*Exercise aim*.
Gather up every line that includes the string "Tanatorio".

*Source data*.

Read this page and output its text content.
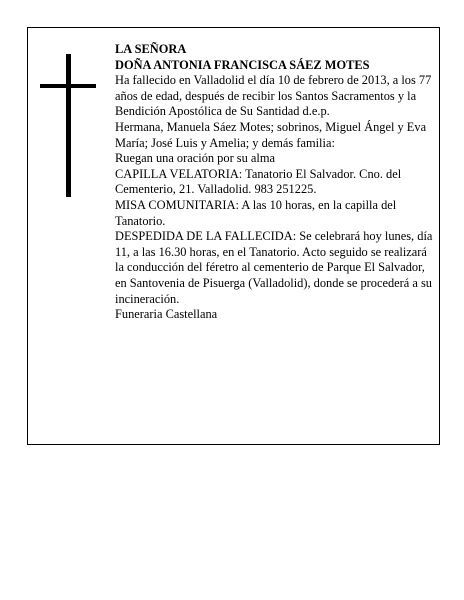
LA SEÑORA

DOÑA ANTONIA FRANCISCA SÁEZ MOTES

Ha fallecido en Valladolid el día 10 de febrero de 2013, a los 77 años de edad, después de recibir los Santos Sacramentos y la Bendición Apostólica de Su Santidad d.e.p.

Hermana, Manuela Sáez Motes; sobrinos, Miguel Ángel y Eva María; José Luis y Amelia; y demás familia:

Ruegan una oración por su alma

CAPILLA VELATORIA: Tanatorio El Salvador. Cno. del Cementerio, 21. Valladolid. 983 251225.

MISA COMUNITARIA: A las 10 horas, en la capilla del Tanatorio.

DESPEDIDA DE LA FALLECIDA: Se celebrará hoy lunes, día 11, a las 16.30 horas, en el Tanatorio. Acto seguido se realizará la conducción del féretro al cementerio de Parque El Salvador, en Santovenia de Pisuerga (Valladolid), donde se procederá a su incineración.

Funeraria Castellana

*Complete output*.
CAPILLA VELATORIA: Tanatorio El Salvador. Cno. del Cementerio, 21. Valladolid. 983 251225.
MISA COMUNITARIA: A las 10 horas, en la capilla del Tanatorio.
DESPEDIDA DE LA FALLECIDA: Se celebrará hoy lunes, día 11, a las 16.30 horas, en el Tanatorio. Acto seguido se realizará la conducción del féretro al cementerio de Parque El Salvador, en Santovenia de Pisuerga (Valladolid), donde se procederá a su incineración.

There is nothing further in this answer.